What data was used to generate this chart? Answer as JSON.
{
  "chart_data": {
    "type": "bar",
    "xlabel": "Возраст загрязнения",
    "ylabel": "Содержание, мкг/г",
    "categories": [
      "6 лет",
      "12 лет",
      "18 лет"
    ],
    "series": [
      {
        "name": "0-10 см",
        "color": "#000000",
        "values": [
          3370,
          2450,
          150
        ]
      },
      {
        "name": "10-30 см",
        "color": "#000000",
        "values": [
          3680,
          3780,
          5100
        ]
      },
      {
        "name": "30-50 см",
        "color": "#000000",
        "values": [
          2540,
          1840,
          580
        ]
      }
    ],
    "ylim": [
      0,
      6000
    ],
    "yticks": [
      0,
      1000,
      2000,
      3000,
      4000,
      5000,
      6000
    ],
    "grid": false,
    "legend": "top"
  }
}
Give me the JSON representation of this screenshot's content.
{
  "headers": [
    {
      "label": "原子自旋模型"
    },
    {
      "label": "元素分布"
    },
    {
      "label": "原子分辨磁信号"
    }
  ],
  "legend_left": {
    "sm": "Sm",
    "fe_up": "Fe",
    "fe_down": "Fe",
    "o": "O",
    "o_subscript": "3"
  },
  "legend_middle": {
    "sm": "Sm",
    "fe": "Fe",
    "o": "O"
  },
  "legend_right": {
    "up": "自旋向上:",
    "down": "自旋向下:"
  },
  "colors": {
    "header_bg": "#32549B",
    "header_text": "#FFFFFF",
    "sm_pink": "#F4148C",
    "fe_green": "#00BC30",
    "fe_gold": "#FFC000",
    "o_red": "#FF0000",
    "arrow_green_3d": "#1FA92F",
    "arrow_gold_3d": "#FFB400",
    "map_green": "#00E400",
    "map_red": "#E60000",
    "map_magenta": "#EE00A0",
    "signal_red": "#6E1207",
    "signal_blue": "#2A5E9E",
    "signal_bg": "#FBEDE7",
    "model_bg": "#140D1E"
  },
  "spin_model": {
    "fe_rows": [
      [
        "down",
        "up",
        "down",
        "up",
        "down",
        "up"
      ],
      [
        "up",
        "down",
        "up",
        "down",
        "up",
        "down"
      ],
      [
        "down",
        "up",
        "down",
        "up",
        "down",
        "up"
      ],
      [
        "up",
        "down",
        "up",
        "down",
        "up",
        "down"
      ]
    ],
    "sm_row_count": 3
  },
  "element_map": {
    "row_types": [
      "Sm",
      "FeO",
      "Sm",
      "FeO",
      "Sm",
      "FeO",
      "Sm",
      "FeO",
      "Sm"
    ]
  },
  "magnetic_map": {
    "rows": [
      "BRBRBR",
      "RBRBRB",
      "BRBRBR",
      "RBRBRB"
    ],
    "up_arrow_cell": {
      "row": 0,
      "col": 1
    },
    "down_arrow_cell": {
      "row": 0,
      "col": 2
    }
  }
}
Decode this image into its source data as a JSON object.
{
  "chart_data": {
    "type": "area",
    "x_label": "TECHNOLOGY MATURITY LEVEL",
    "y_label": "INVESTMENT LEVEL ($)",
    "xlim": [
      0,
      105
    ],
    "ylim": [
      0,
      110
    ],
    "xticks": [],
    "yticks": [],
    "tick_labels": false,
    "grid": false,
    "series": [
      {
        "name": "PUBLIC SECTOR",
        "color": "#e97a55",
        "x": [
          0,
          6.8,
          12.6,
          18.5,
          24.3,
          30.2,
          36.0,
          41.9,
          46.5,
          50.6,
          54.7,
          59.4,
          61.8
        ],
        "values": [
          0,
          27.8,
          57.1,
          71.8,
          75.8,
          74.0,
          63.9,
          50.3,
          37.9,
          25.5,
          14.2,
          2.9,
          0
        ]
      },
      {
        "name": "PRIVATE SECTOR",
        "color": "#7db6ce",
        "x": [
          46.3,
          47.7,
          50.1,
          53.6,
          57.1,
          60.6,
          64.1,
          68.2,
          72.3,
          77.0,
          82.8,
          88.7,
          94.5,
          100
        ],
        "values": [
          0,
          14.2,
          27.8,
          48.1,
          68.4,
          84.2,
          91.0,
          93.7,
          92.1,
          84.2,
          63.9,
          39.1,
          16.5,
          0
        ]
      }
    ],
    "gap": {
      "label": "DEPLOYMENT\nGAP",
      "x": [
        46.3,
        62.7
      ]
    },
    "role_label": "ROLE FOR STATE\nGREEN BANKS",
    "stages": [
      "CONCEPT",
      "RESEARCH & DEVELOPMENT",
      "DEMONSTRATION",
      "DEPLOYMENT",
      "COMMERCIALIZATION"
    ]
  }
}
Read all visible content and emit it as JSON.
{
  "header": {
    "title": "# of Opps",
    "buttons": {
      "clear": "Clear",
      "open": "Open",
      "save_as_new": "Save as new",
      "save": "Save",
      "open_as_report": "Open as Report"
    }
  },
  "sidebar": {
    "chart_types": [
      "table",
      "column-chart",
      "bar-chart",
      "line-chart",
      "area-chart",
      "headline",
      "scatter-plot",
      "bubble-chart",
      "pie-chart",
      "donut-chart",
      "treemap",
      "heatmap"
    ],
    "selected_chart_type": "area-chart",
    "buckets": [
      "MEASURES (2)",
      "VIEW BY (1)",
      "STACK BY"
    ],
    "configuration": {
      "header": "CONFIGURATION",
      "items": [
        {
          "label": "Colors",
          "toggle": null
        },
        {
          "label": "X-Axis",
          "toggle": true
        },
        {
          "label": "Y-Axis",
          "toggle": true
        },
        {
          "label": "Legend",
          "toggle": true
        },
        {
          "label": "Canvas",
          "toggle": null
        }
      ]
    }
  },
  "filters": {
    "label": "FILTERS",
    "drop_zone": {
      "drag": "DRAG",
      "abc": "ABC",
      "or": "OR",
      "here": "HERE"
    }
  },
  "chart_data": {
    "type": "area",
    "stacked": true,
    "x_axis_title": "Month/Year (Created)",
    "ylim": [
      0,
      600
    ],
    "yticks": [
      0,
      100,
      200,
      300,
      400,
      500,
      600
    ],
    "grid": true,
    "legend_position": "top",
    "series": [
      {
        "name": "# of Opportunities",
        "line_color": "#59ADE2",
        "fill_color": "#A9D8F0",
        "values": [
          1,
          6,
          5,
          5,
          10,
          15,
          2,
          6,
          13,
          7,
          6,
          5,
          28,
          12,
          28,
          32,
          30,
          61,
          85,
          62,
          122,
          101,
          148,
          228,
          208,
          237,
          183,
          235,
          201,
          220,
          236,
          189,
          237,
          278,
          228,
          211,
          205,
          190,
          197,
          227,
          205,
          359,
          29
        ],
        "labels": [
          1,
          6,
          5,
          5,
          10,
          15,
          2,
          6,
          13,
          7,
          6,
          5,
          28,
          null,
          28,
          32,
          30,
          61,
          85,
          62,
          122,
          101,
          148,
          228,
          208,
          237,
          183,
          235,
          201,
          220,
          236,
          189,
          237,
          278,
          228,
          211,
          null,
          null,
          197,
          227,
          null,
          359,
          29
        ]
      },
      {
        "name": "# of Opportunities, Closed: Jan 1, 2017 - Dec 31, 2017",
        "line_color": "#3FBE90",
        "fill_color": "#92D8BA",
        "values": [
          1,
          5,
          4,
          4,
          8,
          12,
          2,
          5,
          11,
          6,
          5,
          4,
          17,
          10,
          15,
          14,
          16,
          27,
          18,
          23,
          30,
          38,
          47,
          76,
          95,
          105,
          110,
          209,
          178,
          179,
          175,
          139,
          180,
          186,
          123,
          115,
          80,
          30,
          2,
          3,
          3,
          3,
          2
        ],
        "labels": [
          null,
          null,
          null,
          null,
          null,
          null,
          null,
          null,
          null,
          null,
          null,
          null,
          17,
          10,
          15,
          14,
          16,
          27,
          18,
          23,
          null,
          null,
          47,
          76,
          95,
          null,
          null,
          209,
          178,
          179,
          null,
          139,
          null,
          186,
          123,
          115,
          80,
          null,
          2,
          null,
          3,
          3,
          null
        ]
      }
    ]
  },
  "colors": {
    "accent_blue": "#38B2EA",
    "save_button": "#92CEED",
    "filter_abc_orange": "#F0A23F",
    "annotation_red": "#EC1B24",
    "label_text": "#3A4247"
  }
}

--------------------

> EXERCISE REQUIREMENTS:
Of the lines in the material, how many contain the word "Opportunities"? Reply with the number and nothing else.

> TASK ANSWER:
2